Stated exercise ▸
Locate every line that holds the string "violin" and copy it.

Entries ▸

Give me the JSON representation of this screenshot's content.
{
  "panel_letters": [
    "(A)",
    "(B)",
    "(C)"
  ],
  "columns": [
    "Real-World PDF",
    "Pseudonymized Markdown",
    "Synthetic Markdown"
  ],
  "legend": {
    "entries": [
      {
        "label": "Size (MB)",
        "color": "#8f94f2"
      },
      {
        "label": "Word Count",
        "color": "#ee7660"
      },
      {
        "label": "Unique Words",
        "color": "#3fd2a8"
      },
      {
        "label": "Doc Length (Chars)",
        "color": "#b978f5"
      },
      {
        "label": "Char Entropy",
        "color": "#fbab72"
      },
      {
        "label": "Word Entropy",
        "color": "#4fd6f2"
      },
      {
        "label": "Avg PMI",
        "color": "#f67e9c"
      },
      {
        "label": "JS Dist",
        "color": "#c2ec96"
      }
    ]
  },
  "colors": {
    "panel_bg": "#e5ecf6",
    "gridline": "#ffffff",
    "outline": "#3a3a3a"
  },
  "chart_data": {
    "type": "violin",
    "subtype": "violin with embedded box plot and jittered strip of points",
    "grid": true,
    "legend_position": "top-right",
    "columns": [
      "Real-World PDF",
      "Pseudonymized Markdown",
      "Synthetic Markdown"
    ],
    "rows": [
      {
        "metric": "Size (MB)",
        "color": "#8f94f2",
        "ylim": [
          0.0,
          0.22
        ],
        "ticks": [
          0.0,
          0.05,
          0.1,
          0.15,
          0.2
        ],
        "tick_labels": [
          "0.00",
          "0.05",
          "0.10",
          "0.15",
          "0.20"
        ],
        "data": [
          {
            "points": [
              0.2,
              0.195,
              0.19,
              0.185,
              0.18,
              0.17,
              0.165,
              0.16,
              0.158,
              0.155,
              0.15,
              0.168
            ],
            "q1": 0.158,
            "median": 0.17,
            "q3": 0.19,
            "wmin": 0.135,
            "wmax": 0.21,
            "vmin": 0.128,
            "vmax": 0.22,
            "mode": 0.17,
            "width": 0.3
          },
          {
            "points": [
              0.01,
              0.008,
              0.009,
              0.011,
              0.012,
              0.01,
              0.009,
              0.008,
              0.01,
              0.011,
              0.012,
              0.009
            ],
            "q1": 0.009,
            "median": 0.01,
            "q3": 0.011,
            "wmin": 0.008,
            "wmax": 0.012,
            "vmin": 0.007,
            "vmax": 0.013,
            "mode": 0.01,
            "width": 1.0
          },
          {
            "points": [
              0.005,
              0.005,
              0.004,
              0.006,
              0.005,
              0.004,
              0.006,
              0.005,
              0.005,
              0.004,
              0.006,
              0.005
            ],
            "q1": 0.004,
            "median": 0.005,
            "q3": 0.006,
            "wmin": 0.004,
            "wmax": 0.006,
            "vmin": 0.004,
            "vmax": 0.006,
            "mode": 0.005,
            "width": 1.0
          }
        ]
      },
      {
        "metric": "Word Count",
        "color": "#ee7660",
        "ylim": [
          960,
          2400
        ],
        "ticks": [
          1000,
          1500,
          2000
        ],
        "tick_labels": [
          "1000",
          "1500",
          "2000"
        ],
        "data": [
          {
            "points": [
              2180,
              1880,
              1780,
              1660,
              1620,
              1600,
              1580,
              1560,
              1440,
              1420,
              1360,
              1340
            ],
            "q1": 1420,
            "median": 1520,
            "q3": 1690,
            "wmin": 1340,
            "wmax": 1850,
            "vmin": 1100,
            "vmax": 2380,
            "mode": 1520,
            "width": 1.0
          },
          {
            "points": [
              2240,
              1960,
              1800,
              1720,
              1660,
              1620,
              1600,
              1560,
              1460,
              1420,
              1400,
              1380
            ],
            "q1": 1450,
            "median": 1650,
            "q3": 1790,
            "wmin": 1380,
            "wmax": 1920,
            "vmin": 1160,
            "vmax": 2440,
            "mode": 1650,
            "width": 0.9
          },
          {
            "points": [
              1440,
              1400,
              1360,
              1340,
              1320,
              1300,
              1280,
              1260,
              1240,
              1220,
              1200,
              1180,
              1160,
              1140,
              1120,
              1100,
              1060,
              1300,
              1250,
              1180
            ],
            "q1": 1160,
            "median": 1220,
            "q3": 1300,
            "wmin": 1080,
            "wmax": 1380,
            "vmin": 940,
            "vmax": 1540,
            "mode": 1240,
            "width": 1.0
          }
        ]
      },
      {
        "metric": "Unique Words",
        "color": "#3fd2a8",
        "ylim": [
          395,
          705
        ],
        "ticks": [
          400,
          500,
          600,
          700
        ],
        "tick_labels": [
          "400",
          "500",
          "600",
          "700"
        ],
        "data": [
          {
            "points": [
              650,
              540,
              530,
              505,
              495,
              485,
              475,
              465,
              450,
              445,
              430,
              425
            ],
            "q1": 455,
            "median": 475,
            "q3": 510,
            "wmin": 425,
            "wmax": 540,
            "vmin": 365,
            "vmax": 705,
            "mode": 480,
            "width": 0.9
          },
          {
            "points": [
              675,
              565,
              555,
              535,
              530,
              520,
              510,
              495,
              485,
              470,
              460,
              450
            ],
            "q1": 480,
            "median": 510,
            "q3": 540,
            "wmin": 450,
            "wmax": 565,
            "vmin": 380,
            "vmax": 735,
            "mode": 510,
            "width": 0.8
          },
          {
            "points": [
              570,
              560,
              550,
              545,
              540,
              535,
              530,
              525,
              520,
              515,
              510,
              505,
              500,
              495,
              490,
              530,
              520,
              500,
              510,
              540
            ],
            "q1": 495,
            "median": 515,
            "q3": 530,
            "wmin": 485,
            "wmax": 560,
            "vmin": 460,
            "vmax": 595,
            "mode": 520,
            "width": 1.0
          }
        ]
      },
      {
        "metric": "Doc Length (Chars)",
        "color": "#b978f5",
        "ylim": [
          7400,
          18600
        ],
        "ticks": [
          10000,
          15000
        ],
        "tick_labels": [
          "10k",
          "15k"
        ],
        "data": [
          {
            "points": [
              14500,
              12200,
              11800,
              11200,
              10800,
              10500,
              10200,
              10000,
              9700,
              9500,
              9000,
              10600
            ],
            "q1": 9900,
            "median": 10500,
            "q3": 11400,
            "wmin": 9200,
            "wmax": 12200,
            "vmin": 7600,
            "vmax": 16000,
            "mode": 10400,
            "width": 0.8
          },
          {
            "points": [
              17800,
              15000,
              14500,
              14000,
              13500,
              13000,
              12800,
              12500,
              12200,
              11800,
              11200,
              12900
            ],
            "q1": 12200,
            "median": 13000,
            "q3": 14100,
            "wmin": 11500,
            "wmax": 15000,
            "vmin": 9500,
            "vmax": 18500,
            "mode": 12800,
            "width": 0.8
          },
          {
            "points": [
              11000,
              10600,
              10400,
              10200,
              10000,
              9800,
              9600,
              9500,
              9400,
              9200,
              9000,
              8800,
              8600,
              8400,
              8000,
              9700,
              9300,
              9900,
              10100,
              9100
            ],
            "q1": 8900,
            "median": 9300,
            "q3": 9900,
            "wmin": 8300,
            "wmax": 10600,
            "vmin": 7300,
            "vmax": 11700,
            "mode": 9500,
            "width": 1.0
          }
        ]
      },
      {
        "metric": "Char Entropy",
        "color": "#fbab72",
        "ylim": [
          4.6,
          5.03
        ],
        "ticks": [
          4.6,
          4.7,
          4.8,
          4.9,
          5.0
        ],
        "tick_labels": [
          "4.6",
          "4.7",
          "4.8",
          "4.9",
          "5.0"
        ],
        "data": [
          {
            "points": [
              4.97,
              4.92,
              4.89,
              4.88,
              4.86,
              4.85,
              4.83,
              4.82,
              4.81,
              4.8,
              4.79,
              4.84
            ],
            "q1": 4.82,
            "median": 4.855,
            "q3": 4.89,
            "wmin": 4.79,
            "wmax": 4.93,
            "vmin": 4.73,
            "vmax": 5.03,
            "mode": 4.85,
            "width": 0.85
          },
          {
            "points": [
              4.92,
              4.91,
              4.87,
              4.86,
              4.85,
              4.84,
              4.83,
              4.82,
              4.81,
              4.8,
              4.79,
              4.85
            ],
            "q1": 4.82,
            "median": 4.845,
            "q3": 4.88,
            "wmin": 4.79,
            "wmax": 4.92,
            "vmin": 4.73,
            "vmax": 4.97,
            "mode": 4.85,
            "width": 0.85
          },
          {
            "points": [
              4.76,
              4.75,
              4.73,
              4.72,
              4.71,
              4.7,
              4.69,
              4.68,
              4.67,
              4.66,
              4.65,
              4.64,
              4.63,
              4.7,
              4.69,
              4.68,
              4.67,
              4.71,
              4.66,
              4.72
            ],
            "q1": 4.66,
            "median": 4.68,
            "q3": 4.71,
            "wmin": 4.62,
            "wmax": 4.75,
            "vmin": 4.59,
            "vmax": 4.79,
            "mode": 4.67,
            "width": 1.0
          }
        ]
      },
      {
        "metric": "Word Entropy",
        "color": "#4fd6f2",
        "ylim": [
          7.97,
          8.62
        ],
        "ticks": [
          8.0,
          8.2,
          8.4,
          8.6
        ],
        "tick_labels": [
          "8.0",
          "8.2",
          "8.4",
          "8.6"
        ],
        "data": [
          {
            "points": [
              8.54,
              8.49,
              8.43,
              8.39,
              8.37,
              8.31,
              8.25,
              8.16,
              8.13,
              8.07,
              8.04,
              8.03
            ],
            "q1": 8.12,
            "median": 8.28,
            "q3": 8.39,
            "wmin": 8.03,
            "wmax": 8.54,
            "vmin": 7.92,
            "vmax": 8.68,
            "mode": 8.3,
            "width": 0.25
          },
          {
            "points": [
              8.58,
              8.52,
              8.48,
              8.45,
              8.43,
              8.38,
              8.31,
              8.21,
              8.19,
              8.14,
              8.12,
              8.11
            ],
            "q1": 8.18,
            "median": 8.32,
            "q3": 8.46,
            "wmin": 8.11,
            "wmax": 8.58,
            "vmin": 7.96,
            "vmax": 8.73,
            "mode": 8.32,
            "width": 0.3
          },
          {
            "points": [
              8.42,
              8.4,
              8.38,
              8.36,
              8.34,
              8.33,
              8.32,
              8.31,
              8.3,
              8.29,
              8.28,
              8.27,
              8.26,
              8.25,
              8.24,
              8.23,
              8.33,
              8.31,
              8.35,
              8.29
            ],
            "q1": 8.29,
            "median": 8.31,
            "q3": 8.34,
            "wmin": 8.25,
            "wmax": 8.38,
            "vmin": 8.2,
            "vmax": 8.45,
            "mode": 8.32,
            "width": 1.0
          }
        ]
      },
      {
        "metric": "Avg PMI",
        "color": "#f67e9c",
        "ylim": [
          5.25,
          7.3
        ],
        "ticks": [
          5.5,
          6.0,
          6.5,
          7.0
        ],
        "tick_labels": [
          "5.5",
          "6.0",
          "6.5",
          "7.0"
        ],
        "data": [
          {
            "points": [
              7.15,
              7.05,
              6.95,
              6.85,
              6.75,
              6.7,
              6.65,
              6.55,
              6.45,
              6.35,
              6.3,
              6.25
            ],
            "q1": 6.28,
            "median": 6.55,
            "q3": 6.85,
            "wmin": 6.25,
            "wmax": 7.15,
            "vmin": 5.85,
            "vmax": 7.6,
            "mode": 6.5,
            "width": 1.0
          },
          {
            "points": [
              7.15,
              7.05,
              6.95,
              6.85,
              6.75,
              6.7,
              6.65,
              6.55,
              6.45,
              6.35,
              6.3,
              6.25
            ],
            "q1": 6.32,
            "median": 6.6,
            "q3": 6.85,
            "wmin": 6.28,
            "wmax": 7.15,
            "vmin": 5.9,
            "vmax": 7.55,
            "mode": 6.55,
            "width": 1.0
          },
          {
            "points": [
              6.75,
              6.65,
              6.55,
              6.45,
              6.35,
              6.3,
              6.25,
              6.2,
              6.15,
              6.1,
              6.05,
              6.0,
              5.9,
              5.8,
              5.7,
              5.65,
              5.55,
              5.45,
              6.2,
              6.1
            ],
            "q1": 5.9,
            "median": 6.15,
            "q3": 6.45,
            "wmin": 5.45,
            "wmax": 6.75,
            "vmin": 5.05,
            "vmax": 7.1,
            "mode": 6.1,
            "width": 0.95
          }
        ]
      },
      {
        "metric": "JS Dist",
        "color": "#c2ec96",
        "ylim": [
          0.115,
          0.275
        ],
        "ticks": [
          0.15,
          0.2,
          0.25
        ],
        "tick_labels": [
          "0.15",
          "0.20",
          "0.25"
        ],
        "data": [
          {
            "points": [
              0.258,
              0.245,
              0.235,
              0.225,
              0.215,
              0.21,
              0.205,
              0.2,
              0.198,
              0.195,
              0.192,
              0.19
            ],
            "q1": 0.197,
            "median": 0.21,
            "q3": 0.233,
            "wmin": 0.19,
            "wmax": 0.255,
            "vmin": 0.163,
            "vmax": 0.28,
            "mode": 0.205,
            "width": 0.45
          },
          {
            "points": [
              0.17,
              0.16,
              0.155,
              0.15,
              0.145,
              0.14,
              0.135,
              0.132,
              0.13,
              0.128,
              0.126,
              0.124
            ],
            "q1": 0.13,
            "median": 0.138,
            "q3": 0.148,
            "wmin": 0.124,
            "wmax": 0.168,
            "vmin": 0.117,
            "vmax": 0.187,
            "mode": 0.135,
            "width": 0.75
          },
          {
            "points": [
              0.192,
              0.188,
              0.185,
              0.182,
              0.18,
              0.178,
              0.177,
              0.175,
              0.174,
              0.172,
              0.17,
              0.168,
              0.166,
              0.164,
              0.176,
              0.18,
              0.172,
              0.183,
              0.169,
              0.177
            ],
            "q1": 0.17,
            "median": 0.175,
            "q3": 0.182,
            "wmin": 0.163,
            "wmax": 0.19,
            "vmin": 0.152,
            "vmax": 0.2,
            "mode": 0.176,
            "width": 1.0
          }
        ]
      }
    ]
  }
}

Solution ▸
    "type": "violin",
    "subtype": "violin with embedded box plot and jittered strip of points",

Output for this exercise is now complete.